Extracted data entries
== == ==

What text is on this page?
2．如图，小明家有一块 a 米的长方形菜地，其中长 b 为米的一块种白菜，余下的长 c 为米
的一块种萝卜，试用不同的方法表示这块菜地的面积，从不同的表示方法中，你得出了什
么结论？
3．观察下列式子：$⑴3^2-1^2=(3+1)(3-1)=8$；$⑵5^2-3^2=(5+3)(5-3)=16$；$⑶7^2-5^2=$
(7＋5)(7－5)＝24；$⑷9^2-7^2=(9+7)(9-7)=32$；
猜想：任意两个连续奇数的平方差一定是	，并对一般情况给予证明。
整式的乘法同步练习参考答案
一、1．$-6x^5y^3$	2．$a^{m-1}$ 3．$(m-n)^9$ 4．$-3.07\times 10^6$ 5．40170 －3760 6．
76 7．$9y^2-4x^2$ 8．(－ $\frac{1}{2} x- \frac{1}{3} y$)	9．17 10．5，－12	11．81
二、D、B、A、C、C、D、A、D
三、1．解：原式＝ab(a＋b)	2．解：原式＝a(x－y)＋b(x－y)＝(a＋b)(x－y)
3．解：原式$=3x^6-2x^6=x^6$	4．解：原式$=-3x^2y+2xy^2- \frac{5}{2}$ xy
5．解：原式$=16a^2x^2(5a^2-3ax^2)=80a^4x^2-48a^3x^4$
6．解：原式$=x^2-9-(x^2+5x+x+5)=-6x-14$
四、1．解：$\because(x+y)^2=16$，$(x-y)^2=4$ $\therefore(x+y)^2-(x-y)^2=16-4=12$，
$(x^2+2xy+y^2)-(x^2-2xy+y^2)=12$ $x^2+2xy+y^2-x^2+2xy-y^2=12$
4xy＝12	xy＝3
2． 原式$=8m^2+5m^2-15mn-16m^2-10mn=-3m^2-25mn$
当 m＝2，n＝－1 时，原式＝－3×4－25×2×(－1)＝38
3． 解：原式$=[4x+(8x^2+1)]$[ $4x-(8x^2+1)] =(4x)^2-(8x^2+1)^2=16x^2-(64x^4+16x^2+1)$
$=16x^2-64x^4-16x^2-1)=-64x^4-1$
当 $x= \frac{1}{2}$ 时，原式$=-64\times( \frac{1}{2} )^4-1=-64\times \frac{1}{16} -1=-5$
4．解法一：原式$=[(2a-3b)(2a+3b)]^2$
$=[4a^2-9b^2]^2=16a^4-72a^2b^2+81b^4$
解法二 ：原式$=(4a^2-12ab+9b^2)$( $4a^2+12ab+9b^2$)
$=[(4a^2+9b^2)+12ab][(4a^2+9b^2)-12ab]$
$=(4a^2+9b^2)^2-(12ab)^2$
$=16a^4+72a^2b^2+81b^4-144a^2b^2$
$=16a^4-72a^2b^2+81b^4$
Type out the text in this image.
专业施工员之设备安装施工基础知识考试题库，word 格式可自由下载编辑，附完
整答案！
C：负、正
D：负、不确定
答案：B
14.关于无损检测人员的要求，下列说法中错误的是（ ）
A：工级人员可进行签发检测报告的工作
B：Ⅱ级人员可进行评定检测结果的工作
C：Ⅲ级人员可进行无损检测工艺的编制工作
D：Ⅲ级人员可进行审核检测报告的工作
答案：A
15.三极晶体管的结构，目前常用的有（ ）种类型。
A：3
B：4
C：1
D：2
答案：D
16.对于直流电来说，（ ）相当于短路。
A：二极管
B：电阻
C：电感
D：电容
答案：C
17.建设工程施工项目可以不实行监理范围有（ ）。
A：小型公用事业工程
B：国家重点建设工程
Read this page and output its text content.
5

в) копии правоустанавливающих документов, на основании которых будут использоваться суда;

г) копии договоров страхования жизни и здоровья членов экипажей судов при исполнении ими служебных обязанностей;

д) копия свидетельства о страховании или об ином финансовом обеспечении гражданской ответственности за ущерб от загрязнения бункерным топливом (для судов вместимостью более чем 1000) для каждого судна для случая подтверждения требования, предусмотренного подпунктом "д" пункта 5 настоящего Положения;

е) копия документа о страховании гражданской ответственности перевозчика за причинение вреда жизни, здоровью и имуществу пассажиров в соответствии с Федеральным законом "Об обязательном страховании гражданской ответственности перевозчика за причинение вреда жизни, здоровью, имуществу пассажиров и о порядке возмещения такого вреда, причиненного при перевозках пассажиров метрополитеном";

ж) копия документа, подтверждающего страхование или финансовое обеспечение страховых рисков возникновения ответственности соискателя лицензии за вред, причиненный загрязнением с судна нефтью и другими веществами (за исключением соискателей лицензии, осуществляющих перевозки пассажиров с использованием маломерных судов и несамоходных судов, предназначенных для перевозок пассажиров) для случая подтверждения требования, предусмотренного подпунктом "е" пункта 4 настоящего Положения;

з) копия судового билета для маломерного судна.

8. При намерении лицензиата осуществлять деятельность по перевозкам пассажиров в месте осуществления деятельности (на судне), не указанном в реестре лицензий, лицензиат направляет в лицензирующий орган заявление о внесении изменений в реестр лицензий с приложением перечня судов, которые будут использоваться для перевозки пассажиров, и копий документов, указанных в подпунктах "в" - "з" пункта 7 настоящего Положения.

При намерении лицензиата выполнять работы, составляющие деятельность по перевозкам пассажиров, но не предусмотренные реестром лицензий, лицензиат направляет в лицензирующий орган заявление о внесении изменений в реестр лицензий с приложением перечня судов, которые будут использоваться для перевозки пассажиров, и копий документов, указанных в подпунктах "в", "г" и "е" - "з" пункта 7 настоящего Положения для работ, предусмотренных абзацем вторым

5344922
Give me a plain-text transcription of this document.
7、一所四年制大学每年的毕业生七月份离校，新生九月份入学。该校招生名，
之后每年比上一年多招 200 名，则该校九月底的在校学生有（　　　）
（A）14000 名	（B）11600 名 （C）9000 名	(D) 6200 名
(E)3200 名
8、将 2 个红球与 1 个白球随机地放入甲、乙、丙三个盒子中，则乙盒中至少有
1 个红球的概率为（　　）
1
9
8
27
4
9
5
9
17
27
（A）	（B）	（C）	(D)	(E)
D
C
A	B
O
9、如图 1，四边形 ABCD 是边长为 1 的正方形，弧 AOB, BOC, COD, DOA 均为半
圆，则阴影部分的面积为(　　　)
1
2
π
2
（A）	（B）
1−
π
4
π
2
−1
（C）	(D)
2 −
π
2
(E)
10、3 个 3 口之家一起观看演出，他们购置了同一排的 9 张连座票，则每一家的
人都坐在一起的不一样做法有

== == ==

## Short problem
The records above are to be copied in full, exactly as written.

## Result for this exercise
What text is on this page?
2．如图，小明家有一块 a 米的长方形菜地，其中长 b 为米的一块种白菜，余下的长 c 为米
的一块种萝卜，试用不同的方法表示这块菜地的面积，从不同的表示方法中，你得出了什
么结论？
3．观察下列式子：$⑴3^2-1^2=(3+1)(3-1)=8$；$⑵5^2-3^2=(5+3)(5-3)=16$；$⑶7^2-5^2=$
(7＋5)(7－5)＝24；$⑷9^2-7^2=(9+7)(9-7)=32$；
猜想：任意两个连续奇数的平方差一定是	，并对一般情况给予证明。
整式的乘法同步练习参考答案
一、1．$-6x^5y^3$	2．$a^{m-1}$ 3．$(m-n)^9$ 4．$-3.07\times 10^6$ 5．40170 －3760 6．
76 7．$9y^2-4x^2$ 8．(－ $\frac{1}{2} x- \frac{1}{3} y$)	9．17 10．5，－12	11．81
二、D、B、A、C、C、D、A、D
三、1．解：原式＝ab(a＋b)	2．解：原式＝a(x－y)＋b(x－y)＝(a＋b)(x－y)
3．解：原式$=3x^6-2x^6=x^6$	4．解：原式$=-3x^2y+2xy^2- \frac{5}{2}$ xy
5．解：原式$=16a^2x^2(5a^2-3ax^2)=80a^4x^2-48a^3x^4$
6．解：原式$=x^2-9-(x^2+5x+x+5)=-6x-14$
四、1．解：$\because(x+y)^2=16$，$(x-y)^2=4$ $\therefore(x+y)^2-(x-y)^2=16-4=12$，
$(x^2+2xy+y^2)-(x^2-2xy+y^2)=12$ $x^2+2xy+y^2-x^2+2xy-y^2=12$
4xy＝12	xy＝3
2． 原式$=8m^2+5m^2-15mn-16m^2-10mn=-3m^2-25mn$
当 m＝2，n＝－1 时，原式＝－3×4－25×2×(－1)＝38
3． 解：原式$=[4x+(8x^2+1)]$[ $4x-(8x^2+1)] =(4x)^2-(8x^2+1)^2=16x^2-(64x^4+16x^2+1)$
$=16x^2-64x^4-16x^2-1)=-64x^4-1$
当 $x= \frac{1}{2}$ 时，原式$=-64\times( \frac{1}{2} )^4-1=-64\times \frac{1}{16} -1=-5$
4．解法一：原式$=[(2a-3b)(2a+3b)]^2$
$=[4a^2-9b^2]^2=16a^4-72a^2b^2+81b^4$
解法二 ：原式$=(4a^2-12ab+9b^2)$( $4a^2+12ab+9b^2$)
$=[(4a^2+9b^2)+12ab][(4a^2+9b^2)-12ab]$
$=(4a^2+9b^2)^2-(12ab)^2$
$=16a^4+72a^2b^2+81b^4-144a^2b^2$
$=16a^4-72a^2b^2+81b^4$
Type out the text in this image.
专业施工员之设备安装施工基础知识考试题库，word 格式可自由下载编辑，附完
整答案！
C：负、正
D：负、不确定
答案：B
14.关于无损检测人员的要求，下列说法中错误的是（ ）
A：工级人员可进行签发检测报告的工作
B：Ⅱ级人员可进行评定检测结果的工作
C：Ⅲ级人员可进行无损检测工艺的编制工作
D：Ⅲ级人员可进行审核检测报告的工作
答案：A
15.三极晶体管的结构，目前常用的有（ ）种类型。
A：3
B：4
C：1
D：2
答案：D
16.对于直流电来说，（ ）相当于短路。
A：二极管
B：电阻
C：电感
D：电容
答案：C
17.建设工程施工项目可以不实行监理范围有（ ）。
A：小型公用事业工程
B：国家重点建设工程
Read this page and output its text content.
5

в) копии правоустанавливающих документов, на основании которых будут использоваться суда;

г) копии договоров страхования жизни и здоровья членов экипажей судов при исполнении ими служебных обязанностей;

д) копия свидетельства о страховании или об ином финансовом обеспечении гражданской ответственности за ущерб от загрязнения бункерным топливом (для судов вместимостью более чем 1000) для каждого судна для случая подтверждения требования, предусмотренного подпунктом "д" пункта 5 настоящего Положения;

е) копия документа о страховании гражданской ответственности перевозчика за причинение вреда жизни, здоровью и имуществу пассажиров в соответствии с Федеральным законом "Об обязательном страховании гражданской ответственности перевозчика за причинение вреда жизни, здоровью, имуществу пассажиров и о порядке возмещения такого вреда, причиненного при перевозках пассажиров метрополитеном";

ж) копия документа, подтверждающего страхование или финансовое обеспечение страховых рисков возникновения ответственности соискателя лицензии за вред, причиненный загрязнением с судна нефтью и другими веществами (за исключением соискателей лицензии, осуществляющих перевозки пассажиров с использованием маломерных судов и несамоходных судов, предназначенных для перевозок пассажиров) для случая подтверждения требования, предусмотренного подпунктом "е" пункта 4 настоящего Положения;

з) копия судового билета для маломерного судна.

8. При намерении лицензиата осуществлять деятельность по перевозкам пассажиров в месте осуществления деятельности (на судне), не указанном в реестре лицензий, лицензиат направляет в лицензирующий орган заявление о внесении изменений в реестр лицензий с приложением перечня судов, которые будут использоваться для перевозки пассажиров, и копий документов, указанных в подпунктах "в" - "з" пункта 7 настоящего Положения.

При намерении лицензиата выполнять работы, составляющие деятельность по перевозкам пассажиров, но не предусмотренные реестром лицензий, лицензиат направляет в лицензирующий орган заявление о внесении изменений в реестр лицензий с приложением перечня судов, которые будут использоваться для перевозки пассажиров, и копий документов, указанных в подпунктах "в", "г" и "е" - "з" пункта 7 настоящего Положения для работ, предусмотренных абзацем вторым

5344922
Give me a plain-text transcription of this document.
7、一所四年制大学每年的毕业生七月份离校，新生九月份入学。该校招生名，
之后每年比上一年多招 200 名，则该校九月底的在校学生有（　　　）
（A）14000 名	（B）11600 名 （C）9000 名	(D) 6200 名
(E)3200 名
8、将 2 个红球与 1 个白球随机地放入甲、乙、丙三个盒子中，则乙盒中至少有
1 个红球的概率为（　　）
1
9
8
27
4
9
5
9
17
27
（A）	（B）	（C）	(D)	(E)
D
C
A	B
O
9、如图 1，四边形 ABCD 是边长为 1 的正方形，弧 AOB, BOC, COD, DOA 均为半
圆，则阴影部分的面积为(　　　)
1
2
π
2
（A）	（B）
1−
π
4
π
2
−1
（C）	(D)
2 −
π
2
(E)
10、3 个 3 口之家一起观看演出，他们购置了同一排的 9 张连座票，则每一家的
人都坐在一起的不一样做法有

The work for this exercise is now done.